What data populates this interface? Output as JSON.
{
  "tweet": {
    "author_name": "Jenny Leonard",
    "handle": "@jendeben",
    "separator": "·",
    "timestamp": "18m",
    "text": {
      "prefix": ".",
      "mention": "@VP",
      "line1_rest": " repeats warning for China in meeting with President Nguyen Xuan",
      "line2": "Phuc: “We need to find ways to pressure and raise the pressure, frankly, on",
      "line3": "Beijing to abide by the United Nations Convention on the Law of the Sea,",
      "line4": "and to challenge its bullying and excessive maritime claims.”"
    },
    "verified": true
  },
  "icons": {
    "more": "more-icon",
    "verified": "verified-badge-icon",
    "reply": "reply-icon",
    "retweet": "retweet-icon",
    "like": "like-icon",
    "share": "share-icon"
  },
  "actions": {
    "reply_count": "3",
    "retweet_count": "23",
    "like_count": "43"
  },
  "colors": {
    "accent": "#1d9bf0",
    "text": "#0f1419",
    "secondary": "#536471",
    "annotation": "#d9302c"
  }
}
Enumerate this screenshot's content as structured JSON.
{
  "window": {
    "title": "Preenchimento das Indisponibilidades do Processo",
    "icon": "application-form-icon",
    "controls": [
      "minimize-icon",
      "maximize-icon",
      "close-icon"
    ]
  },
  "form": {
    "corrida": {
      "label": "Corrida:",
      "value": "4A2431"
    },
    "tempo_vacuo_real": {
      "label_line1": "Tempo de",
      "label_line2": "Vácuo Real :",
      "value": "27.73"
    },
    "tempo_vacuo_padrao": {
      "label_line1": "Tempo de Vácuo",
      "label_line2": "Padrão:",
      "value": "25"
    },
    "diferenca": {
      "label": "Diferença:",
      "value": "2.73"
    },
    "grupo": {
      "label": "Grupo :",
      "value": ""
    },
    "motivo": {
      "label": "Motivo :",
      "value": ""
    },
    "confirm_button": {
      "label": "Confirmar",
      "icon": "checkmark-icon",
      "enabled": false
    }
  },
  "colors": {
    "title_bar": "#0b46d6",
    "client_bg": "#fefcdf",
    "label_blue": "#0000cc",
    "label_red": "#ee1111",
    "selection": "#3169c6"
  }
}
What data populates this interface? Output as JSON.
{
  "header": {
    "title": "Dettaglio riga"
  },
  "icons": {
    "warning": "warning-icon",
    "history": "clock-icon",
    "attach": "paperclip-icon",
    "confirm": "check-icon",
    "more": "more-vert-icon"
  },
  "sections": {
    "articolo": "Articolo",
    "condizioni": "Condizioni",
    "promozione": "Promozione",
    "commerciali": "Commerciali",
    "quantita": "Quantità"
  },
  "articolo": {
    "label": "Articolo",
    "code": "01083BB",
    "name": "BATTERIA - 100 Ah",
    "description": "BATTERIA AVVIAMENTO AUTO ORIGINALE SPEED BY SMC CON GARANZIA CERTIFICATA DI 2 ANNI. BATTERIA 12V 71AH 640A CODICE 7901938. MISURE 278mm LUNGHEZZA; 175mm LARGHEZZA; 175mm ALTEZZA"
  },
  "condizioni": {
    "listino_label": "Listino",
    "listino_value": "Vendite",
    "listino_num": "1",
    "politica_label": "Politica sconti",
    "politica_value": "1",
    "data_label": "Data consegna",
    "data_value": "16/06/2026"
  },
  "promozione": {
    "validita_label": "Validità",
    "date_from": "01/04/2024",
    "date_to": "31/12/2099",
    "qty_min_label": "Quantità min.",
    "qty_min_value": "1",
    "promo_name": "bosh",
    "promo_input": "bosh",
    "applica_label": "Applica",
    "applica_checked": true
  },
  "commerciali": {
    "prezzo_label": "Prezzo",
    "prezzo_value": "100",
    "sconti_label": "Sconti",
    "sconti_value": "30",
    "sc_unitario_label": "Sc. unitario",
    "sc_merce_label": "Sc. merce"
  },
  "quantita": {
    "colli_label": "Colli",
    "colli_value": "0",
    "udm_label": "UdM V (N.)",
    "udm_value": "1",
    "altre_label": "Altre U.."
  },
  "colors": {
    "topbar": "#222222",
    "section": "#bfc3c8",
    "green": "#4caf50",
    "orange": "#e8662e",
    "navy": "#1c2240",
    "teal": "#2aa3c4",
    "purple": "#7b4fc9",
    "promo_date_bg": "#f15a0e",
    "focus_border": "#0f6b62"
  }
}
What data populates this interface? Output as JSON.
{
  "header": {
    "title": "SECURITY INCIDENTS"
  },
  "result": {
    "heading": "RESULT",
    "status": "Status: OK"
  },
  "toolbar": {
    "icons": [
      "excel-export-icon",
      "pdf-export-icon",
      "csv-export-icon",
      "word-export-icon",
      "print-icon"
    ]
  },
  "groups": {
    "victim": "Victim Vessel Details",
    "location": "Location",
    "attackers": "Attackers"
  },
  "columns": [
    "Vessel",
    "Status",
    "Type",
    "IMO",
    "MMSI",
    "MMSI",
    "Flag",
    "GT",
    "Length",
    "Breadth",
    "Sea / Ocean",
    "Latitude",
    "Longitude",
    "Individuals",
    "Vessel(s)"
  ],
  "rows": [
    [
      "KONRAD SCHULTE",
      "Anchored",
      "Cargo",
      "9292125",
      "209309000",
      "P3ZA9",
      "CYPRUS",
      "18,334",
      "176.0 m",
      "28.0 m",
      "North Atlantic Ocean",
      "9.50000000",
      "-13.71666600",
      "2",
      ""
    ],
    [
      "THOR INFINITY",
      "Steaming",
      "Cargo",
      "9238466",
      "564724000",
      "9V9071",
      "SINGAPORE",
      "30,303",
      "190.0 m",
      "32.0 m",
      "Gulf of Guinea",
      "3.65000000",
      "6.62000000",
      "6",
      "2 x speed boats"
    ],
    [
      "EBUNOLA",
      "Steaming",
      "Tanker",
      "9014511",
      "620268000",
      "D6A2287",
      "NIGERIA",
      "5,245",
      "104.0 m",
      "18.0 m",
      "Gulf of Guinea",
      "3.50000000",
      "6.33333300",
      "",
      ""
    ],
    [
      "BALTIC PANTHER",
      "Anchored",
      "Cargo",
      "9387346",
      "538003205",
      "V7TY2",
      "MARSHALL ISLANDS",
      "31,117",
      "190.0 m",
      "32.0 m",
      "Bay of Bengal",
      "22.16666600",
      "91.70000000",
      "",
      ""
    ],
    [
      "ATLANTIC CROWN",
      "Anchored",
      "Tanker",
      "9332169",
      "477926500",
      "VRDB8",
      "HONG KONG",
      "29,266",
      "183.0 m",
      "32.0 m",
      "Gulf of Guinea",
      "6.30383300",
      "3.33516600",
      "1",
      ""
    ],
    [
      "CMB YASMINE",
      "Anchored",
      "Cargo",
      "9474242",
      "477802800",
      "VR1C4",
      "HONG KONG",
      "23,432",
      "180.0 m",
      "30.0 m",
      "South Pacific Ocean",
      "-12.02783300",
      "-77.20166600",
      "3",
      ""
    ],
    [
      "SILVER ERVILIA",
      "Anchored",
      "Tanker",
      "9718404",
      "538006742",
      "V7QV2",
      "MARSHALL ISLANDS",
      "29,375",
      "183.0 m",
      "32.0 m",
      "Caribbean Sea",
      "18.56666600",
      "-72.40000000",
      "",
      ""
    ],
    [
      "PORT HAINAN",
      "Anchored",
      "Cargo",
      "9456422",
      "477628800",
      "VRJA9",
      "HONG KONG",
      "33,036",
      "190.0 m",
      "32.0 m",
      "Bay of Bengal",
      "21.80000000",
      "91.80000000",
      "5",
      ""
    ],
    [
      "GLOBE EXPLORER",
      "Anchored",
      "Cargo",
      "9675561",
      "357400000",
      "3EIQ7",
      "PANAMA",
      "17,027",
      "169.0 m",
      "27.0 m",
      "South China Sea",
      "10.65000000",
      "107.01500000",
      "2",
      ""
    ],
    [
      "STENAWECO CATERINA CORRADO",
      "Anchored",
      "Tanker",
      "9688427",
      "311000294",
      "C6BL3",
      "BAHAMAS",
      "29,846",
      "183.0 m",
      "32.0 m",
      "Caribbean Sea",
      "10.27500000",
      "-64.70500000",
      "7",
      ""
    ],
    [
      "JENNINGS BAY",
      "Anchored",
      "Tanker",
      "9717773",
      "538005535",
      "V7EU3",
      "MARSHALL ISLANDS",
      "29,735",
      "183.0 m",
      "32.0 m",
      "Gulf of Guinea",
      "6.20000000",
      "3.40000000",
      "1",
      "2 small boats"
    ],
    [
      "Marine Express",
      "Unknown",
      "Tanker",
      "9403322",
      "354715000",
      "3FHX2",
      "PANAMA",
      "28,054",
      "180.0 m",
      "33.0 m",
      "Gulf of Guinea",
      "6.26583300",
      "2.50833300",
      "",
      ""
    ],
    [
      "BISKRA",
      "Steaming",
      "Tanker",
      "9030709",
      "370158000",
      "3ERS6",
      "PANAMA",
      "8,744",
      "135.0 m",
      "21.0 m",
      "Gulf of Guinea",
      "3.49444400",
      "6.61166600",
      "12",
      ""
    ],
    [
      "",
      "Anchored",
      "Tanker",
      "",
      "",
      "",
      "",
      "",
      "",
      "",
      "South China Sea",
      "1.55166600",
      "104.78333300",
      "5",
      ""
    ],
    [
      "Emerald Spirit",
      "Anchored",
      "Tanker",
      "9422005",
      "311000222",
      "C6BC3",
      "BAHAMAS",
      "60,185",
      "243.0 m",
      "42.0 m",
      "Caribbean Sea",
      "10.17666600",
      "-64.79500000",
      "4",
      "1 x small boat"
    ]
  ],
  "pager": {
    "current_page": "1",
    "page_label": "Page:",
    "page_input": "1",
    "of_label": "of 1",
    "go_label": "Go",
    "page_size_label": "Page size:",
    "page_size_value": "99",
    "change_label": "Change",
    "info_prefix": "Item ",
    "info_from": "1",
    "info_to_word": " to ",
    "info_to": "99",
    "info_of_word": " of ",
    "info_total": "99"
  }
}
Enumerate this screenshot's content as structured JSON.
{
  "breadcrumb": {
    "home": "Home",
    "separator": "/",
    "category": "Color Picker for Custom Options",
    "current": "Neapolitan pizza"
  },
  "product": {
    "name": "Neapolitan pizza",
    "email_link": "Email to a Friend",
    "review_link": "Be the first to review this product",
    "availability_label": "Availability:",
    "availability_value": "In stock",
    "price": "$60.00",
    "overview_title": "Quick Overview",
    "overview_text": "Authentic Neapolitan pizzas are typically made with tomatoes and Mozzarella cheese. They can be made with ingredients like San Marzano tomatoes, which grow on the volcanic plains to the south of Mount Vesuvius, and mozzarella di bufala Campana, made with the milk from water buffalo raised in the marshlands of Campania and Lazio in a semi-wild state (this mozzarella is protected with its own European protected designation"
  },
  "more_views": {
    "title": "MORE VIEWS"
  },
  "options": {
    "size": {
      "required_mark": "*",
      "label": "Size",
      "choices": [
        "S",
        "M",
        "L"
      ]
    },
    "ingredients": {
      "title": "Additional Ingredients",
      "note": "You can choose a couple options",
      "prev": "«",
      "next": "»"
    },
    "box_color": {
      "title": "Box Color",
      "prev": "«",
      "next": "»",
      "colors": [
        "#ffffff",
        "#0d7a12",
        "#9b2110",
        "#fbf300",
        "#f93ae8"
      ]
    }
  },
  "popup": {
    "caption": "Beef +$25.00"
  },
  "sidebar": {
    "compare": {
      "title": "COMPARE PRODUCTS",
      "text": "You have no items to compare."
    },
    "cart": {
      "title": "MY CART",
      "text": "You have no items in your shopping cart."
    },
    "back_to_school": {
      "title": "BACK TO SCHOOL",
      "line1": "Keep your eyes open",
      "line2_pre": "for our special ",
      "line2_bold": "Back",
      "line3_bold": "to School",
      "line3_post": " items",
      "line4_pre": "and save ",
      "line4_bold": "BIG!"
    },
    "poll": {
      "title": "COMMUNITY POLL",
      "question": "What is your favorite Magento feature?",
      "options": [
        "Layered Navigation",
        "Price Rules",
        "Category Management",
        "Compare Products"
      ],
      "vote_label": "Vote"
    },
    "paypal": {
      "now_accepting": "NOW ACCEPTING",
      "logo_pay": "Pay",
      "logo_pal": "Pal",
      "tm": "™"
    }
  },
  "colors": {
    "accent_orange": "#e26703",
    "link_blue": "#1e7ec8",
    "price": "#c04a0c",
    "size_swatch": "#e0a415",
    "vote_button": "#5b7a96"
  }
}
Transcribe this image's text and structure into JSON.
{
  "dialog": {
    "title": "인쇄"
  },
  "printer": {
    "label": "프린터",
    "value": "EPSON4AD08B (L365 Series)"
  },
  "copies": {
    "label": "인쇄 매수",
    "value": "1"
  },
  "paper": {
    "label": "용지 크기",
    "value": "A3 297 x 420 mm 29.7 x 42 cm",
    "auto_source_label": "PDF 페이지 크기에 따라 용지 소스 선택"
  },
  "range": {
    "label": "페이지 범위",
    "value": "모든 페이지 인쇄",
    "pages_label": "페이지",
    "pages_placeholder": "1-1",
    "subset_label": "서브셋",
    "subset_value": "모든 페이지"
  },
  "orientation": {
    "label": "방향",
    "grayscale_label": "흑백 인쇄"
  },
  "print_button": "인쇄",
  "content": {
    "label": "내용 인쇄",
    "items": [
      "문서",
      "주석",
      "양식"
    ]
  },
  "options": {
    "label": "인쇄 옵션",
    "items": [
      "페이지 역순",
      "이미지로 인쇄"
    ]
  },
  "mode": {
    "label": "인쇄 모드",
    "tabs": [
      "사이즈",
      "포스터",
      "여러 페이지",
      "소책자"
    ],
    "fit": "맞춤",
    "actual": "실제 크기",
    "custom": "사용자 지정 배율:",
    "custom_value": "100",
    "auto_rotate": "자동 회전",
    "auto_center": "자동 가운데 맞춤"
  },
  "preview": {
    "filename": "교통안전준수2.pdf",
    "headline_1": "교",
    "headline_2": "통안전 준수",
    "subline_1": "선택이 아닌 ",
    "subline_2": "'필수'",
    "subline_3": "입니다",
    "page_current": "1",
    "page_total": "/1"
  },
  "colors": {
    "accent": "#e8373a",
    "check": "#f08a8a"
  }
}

* [DO THIS]: Give the count of lines that hold the word "Quantità", with nothing added.

* [SOLUTION]: 2